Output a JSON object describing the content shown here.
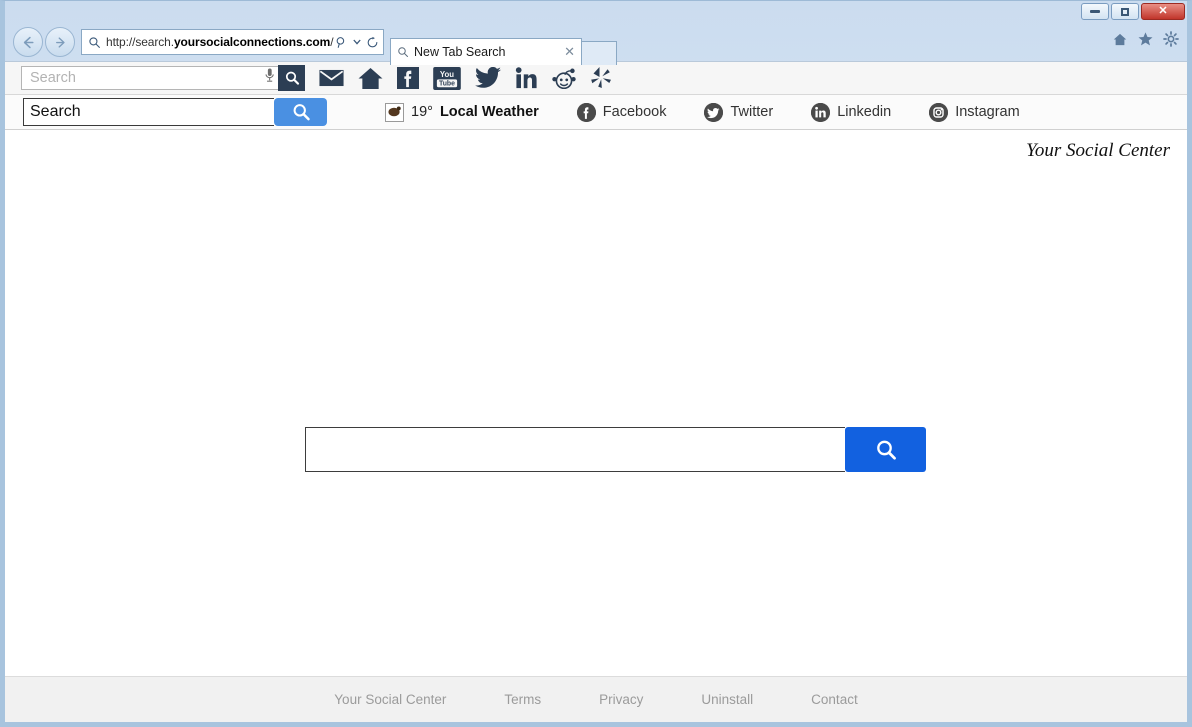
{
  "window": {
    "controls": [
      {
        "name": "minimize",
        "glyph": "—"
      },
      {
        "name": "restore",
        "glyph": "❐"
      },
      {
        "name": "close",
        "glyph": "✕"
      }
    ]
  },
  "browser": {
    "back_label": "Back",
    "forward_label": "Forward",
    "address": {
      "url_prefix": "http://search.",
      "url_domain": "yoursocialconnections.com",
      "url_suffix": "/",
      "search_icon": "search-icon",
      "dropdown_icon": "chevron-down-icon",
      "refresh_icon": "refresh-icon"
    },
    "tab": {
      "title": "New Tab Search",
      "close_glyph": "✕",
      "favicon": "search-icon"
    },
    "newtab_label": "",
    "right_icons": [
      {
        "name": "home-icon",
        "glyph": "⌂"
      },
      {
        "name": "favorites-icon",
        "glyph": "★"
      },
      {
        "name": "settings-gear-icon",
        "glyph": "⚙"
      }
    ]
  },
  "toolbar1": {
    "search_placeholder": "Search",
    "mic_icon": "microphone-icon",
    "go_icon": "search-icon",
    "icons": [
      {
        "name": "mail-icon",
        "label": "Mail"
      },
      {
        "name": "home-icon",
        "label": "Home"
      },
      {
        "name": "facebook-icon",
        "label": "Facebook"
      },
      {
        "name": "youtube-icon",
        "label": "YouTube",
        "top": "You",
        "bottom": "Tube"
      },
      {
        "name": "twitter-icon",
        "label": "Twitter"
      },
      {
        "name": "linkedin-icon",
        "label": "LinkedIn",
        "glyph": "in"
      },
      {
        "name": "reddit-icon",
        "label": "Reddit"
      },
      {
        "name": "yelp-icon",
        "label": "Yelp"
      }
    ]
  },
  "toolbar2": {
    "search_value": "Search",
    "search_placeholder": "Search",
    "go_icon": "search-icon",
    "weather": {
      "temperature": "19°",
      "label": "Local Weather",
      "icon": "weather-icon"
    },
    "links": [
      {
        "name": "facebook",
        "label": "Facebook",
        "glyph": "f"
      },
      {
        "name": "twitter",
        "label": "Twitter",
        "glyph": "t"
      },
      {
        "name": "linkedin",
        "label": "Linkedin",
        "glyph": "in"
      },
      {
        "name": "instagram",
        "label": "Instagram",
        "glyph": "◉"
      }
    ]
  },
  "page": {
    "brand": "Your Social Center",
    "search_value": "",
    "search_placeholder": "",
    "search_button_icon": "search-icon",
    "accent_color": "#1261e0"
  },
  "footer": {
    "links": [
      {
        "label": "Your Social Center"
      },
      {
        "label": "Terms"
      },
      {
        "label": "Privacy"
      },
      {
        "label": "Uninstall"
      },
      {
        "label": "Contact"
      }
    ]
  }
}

= = = =

_Exercise description_
The records above must be echoed exactly, minus their pictures.

_Expected output_
Output a JSON object describing the content shown here.
{
  "window": {
    "controls": [
      {
        "name": "minimize",
        "glyph": "—"
      },
      {
        "name": "restore",
        "glyph": "❐"
      },
      {
        "name": "close",
        "glyph": "✕"
      }
    ]
  },
  "browser": {
    "back_label": "Back",
    "forward_label": "Forward",
    "address": {
      "url_prefix": "http://search.",
      "url_domain": "yoursocialconnections.com",
      "url_suffix": "/",
      "search_icon": "search-icon",
      "dropdown_icon": "chevron-down-icon",
      "refresh_icon": "refresh-icon"
    },
    "tab": {
      "title": "New Tab Search",
      "close_glyph": "✕",
      "favicon": "search-icon"
    },
    "newtab_label": "",
    "right_icons": [
      {
        "name": "home-icon",
        "glyph": "⌂"
      },
      {
        "name": "favorites-icon",
        "glyph": "★"
      },
      {
        "name": "settings-gear-icon",
        "glyph": "⚙"
      }
    ]
  },
  "toolbar1": {
    "search_placeholder": "Search",
    "mic_icon": "microphone-icon",
    "go_icon": "search-icon",
    "icons": [
      {
        "name": "mail-icon",
        "label": "Mail"
      },
      {
        "name": "home-icon",
        "label": "Home"
      },
      {
        "name": "facebook-icon",
        "label": "Facebook"
      },
      {
        "name": "youtube-icon",
        "label": "YouTube",
        "top": "You",
        "bottom": "Tube"
      },
      {
        "name": "twitter-icon",
        "label": "Twitter"
      },
      {
        "name": "linkedin-icon",
        "label": "LinkedIn",
        "glyph": "in"
      },
      {
        "name": "reddit-icon",
        "label": "Reddit"
      },
      {
        "name": "yelp-icon",
        "label": "Yelp"
      }
    ]
  },
  "toolbar2": {
    "search_value": "Search",
    "search_placeholder": "Search",
    "go_icon": "search-icon",
    "weather": {
      "temperature": "19°",
      "label": "Local Weather",
      "icon": "weather-icon"
    },
    "links": [
      {
        "name": "facebook",
        "label": "Facebook",
        "glyph": "f"
      },
      {
        "name": "twitter",
        "label": "Twitter",
        "glyph": "t"
      },
      {
        "name": "linkedin",
        "label": "Linkedin",
        "glyph": "in"
      },
      {
        "name": "instagram",
        "label": "Instagram",
        "glyph": "◉"
      }
    ]
  },
  "page": {
    "brand": "Your Social Center",
    "search_value": "",
    "search_placeholder": "",
    "search_button_icon": "search-icon",
    "accent_color": "#1261e0"
  },
  "footer": {
    "links": [
      {
        "label": "Your Social Center"
      },
      {
        "label": "Terms"
      },
      {
        "label": "Privacy"
      },
      {
        "label": "Uninstall"
      },
      {
        "label": "Contact"
      }
    ]
  }
}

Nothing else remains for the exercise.